=== Exercise ===
Wherever the string "JSON" appears in the listing, copy that line.

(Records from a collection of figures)

********

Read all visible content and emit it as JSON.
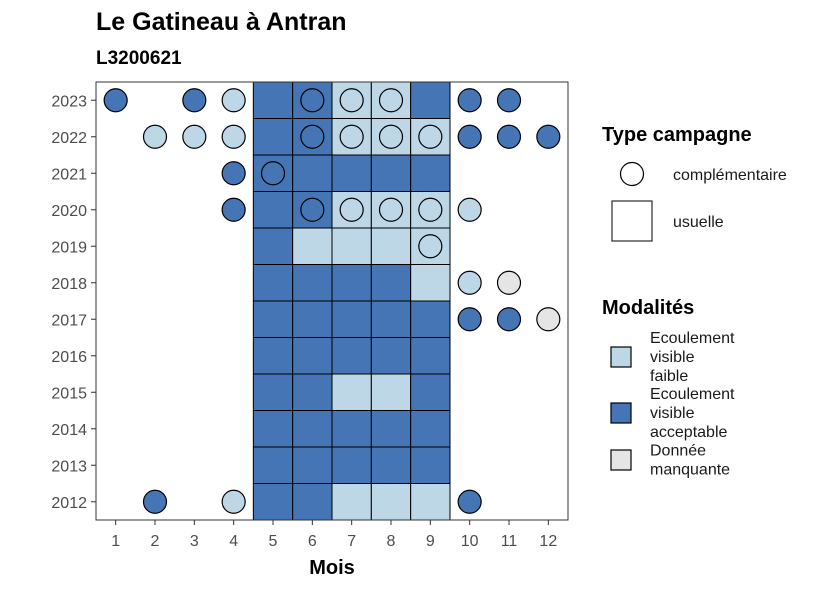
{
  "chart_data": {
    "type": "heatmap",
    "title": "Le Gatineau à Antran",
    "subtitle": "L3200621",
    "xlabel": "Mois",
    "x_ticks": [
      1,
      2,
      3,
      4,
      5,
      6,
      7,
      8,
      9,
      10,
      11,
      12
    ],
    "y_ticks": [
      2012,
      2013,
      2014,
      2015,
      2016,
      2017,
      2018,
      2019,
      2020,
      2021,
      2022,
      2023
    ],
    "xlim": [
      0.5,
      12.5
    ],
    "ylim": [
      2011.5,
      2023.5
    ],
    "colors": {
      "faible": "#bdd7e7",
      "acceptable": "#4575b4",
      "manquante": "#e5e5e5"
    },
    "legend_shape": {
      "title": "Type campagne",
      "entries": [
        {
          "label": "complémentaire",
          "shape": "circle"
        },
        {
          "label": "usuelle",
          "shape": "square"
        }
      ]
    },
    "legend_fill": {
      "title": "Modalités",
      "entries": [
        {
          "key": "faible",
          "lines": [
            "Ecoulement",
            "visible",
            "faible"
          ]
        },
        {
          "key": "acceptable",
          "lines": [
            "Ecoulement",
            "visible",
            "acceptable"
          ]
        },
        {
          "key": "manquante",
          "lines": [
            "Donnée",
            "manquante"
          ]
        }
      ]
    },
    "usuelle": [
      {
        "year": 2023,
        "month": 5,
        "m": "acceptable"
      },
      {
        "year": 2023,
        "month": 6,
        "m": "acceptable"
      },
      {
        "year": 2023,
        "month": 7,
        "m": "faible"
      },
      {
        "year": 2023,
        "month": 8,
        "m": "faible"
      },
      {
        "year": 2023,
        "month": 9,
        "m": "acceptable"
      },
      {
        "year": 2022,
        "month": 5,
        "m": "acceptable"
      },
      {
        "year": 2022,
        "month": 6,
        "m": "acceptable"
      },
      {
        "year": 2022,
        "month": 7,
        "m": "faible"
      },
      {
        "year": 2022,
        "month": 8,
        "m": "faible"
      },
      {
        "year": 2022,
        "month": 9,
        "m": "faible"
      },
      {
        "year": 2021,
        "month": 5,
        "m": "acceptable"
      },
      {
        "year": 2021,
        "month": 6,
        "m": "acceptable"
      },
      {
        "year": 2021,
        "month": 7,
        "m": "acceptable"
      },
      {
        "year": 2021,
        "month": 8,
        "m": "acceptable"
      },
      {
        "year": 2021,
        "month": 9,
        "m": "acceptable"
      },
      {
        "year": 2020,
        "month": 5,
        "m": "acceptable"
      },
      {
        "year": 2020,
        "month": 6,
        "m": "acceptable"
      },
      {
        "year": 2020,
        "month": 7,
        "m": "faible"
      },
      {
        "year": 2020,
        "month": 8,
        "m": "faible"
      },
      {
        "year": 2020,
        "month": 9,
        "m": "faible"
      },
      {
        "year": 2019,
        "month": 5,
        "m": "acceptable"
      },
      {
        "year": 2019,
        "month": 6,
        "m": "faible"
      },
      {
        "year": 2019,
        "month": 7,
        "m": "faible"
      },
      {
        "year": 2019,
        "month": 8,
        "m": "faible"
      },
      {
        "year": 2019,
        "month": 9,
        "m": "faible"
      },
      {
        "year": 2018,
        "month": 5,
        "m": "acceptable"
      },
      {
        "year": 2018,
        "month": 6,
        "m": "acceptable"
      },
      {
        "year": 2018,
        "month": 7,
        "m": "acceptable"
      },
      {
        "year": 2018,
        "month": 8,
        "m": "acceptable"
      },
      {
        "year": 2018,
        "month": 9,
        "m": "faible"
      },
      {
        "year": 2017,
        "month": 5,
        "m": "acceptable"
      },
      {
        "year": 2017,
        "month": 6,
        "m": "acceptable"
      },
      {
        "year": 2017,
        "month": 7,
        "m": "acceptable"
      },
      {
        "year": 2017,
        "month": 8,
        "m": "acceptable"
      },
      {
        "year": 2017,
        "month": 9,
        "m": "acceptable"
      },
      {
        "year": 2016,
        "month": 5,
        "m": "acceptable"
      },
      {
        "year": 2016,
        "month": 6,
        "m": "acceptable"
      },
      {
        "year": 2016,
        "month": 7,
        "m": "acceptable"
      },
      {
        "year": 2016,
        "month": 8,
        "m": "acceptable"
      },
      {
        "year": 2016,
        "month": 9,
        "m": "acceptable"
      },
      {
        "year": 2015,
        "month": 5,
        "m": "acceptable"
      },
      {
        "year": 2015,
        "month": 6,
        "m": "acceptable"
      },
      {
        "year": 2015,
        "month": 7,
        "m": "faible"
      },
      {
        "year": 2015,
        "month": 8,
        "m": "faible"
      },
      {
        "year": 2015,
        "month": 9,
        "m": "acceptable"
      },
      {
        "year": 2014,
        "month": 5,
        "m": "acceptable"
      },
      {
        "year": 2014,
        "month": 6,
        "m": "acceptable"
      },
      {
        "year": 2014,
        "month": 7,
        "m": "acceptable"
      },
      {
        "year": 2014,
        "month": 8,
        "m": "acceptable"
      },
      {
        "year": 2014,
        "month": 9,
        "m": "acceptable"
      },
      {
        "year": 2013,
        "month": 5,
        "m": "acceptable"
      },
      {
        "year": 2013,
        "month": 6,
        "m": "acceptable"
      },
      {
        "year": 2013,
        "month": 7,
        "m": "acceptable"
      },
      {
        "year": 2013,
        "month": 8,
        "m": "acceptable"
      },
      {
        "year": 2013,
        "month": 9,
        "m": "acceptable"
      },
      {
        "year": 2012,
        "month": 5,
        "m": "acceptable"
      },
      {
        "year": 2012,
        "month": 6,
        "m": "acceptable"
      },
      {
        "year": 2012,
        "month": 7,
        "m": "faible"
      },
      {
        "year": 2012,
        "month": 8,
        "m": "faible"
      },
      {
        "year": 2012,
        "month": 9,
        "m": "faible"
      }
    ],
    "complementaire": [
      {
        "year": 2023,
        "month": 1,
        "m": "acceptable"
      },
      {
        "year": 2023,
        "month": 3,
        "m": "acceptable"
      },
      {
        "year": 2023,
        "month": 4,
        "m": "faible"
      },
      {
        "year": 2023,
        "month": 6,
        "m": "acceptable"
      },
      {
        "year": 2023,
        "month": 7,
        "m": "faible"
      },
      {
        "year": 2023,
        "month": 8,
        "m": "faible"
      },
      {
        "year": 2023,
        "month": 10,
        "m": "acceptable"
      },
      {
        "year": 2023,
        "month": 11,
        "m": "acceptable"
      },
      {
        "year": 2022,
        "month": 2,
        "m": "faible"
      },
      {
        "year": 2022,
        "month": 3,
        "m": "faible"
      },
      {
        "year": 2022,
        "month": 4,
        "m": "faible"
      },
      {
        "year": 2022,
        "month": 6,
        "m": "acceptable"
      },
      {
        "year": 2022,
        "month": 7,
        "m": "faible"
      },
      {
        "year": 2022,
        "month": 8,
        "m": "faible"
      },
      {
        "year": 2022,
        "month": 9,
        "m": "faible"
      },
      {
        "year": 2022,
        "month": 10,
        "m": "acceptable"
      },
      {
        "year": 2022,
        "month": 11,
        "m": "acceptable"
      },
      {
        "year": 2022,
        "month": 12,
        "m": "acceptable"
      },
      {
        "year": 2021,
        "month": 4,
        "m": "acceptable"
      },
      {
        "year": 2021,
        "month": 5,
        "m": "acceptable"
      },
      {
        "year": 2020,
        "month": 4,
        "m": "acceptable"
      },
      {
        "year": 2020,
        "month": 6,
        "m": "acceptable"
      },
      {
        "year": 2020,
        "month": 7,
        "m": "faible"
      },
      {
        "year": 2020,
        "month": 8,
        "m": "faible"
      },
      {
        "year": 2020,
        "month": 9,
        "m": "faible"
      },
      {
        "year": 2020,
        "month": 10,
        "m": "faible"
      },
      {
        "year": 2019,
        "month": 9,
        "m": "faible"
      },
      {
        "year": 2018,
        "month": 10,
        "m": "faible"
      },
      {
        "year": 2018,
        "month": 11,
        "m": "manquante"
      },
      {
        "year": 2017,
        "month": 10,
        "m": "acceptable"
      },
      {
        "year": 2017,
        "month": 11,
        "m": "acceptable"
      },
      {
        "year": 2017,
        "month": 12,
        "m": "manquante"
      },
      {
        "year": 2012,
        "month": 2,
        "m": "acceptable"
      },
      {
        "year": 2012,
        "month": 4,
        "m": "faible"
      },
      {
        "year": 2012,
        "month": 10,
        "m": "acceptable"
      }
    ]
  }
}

********

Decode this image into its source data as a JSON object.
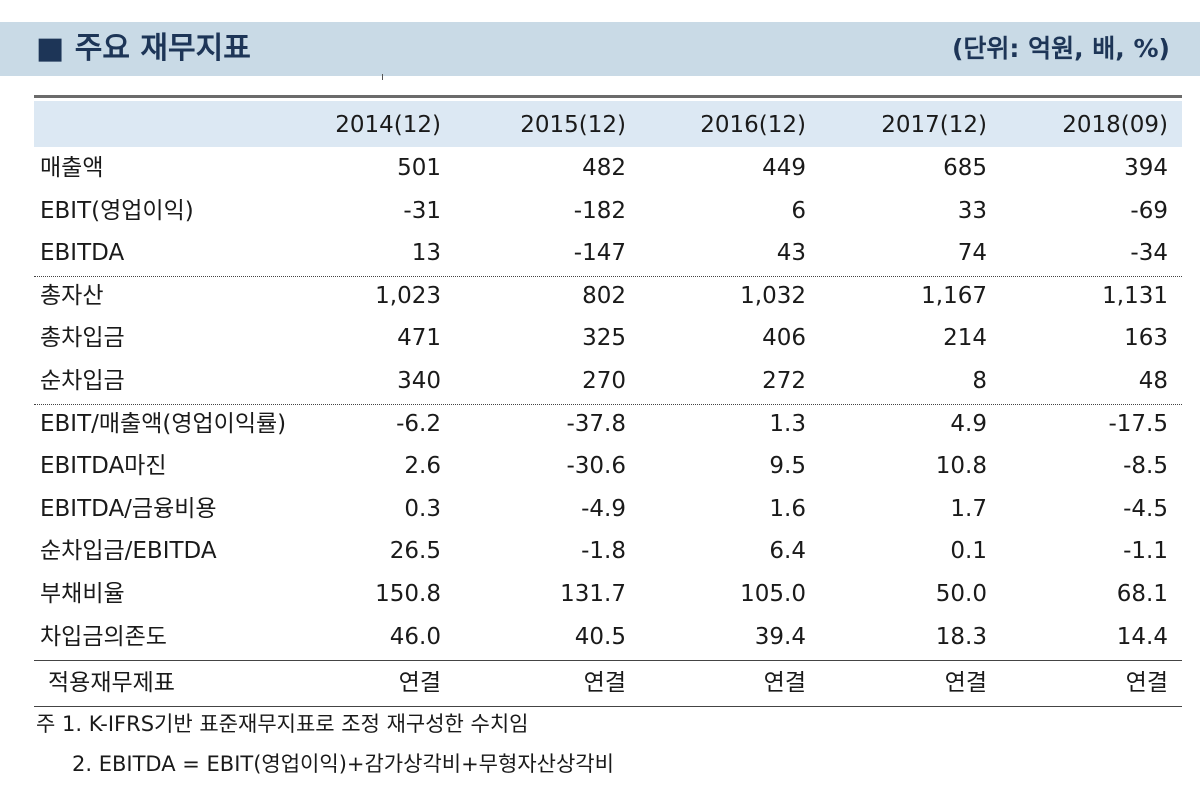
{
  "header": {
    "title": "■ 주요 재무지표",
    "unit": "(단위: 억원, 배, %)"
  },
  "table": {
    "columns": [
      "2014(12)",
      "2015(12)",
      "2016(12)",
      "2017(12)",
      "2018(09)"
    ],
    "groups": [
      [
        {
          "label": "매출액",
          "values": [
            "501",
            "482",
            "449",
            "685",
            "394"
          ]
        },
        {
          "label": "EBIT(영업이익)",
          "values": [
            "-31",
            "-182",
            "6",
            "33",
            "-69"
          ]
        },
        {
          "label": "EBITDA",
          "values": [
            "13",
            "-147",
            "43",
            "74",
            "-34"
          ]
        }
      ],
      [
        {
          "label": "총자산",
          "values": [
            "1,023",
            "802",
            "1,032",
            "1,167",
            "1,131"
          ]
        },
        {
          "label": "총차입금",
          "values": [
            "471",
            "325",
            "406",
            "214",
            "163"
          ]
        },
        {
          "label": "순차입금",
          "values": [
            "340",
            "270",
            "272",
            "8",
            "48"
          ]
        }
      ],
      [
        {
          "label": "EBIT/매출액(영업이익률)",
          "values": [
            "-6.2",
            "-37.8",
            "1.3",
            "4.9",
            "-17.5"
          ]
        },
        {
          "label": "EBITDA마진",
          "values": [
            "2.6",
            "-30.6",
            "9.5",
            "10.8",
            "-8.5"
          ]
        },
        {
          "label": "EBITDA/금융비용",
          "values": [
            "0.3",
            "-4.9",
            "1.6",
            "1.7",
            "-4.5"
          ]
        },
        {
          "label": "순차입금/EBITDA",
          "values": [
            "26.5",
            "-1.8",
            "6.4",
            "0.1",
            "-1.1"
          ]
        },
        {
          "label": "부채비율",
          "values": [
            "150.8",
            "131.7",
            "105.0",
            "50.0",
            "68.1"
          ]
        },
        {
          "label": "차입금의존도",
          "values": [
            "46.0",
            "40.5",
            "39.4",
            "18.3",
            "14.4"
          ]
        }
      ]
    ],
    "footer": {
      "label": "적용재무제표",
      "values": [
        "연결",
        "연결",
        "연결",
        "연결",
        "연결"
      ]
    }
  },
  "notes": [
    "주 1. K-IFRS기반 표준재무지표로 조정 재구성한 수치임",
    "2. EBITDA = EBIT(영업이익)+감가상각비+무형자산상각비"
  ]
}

********

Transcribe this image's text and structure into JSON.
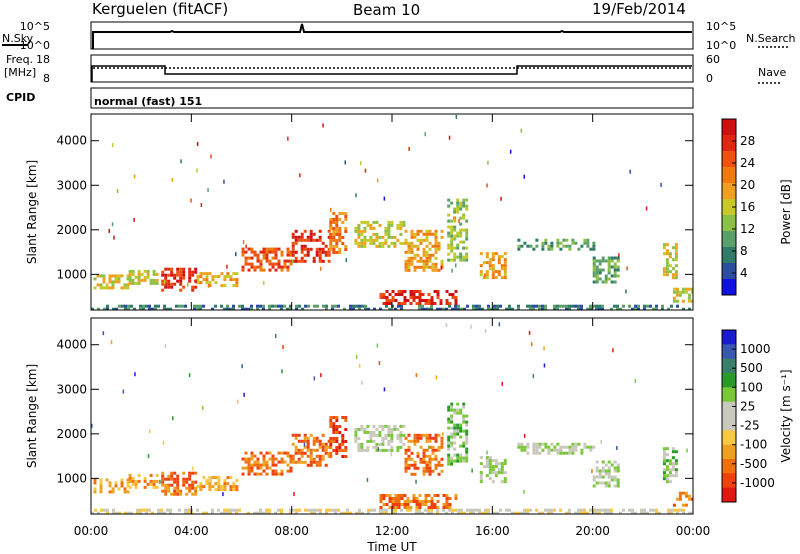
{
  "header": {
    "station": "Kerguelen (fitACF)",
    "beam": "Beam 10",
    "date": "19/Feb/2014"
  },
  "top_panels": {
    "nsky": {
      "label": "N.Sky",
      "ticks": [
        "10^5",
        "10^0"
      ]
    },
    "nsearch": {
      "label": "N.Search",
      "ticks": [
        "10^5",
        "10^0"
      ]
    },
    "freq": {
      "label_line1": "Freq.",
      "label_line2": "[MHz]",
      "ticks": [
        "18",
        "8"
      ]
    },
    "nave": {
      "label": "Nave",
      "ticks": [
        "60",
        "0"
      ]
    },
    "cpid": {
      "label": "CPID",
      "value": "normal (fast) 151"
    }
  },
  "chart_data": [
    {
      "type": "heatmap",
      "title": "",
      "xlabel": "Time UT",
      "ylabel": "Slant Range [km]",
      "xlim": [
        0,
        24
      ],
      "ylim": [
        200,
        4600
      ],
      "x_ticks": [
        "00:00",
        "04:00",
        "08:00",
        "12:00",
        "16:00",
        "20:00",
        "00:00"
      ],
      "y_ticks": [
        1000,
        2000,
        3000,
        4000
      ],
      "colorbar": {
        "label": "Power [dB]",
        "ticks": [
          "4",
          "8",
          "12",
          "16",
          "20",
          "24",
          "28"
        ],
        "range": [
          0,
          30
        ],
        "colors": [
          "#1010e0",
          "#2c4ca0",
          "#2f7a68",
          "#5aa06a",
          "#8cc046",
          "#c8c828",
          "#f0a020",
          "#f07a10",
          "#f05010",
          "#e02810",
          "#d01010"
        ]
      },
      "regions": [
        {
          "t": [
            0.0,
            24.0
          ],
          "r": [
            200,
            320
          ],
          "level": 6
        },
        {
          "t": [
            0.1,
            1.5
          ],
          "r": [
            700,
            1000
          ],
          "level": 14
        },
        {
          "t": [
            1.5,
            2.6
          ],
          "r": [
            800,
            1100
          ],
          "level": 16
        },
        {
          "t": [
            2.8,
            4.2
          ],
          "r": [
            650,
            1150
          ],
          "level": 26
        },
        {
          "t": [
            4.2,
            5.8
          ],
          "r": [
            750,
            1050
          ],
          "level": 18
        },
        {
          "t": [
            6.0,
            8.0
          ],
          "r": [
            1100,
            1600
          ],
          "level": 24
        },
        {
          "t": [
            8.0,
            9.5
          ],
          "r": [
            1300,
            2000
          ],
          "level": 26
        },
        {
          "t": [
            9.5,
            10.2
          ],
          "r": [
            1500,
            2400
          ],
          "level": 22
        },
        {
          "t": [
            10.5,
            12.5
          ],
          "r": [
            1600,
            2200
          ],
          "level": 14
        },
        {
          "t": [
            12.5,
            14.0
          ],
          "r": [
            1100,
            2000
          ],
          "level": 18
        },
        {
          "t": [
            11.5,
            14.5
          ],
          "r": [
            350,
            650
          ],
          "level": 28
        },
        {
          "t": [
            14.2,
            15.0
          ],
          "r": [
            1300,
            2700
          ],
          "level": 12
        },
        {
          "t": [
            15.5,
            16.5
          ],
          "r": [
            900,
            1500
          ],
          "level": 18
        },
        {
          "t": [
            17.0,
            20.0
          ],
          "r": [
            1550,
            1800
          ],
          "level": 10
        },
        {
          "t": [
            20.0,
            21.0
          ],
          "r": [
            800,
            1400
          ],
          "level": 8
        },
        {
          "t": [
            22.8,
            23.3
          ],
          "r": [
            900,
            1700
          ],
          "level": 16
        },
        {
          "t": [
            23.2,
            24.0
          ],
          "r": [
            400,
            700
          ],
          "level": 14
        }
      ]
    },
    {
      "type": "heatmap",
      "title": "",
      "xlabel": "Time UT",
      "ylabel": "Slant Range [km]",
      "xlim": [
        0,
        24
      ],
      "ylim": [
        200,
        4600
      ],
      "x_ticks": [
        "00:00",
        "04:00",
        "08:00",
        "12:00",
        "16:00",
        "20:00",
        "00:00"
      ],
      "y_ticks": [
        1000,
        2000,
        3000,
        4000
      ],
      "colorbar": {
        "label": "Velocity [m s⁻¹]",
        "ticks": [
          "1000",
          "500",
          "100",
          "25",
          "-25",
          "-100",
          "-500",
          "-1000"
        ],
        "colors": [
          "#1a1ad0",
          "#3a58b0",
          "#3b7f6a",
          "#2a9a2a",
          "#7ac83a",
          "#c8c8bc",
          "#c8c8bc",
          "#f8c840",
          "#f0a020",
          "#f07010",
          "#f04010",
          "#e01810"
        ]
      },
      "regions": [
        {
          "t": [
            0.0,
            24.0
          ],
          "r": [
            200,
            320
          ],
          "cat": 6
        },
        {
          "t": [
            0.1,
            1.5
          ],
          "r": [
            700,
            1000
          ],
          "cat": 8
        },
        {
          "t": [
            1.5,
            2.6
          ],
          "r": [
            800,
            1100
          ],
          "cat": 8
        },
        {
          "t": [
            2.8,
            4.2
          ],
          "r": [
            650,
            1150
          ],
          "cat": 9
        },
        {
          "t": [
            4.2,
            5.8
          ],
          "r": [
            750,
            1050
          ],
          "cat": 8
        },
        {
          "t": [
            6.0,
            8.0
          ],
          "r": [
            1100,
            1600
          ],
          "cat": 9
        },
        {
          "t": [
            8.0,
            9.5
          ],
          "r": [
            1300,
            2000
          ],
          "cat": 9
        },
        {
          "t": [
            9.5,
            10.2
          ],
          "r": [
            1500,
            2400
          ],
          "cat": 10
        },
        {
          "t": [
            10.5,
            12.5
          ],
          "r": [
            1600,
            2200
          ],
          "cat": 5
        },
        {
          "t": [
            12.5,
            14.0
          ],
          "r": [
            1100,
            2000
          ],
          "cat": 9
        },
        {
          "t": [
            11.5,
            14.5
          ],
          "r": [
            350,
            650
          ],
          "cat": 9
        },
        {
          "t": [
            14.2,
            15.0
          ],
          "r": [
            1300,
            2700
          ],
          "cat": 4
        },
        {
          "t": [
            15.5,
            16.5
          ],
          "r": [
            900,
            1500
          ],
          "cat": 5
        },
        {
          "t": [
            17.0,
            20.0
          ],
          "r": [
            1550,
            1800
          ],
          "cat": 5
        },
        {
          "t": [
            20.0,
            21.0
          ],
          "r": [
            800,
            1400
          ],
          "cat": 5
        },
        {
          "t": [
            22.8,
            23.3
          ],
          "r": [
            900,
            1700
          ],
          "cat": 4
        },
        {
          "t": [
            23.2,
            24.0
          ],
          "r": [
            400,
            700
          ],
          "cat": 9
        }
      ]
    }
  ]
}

********

=== In response ===
Read all visible content and emit it as JSON.
Decode this image into its source data as a JSON object.
Transcribe this image's text and structure into JSON.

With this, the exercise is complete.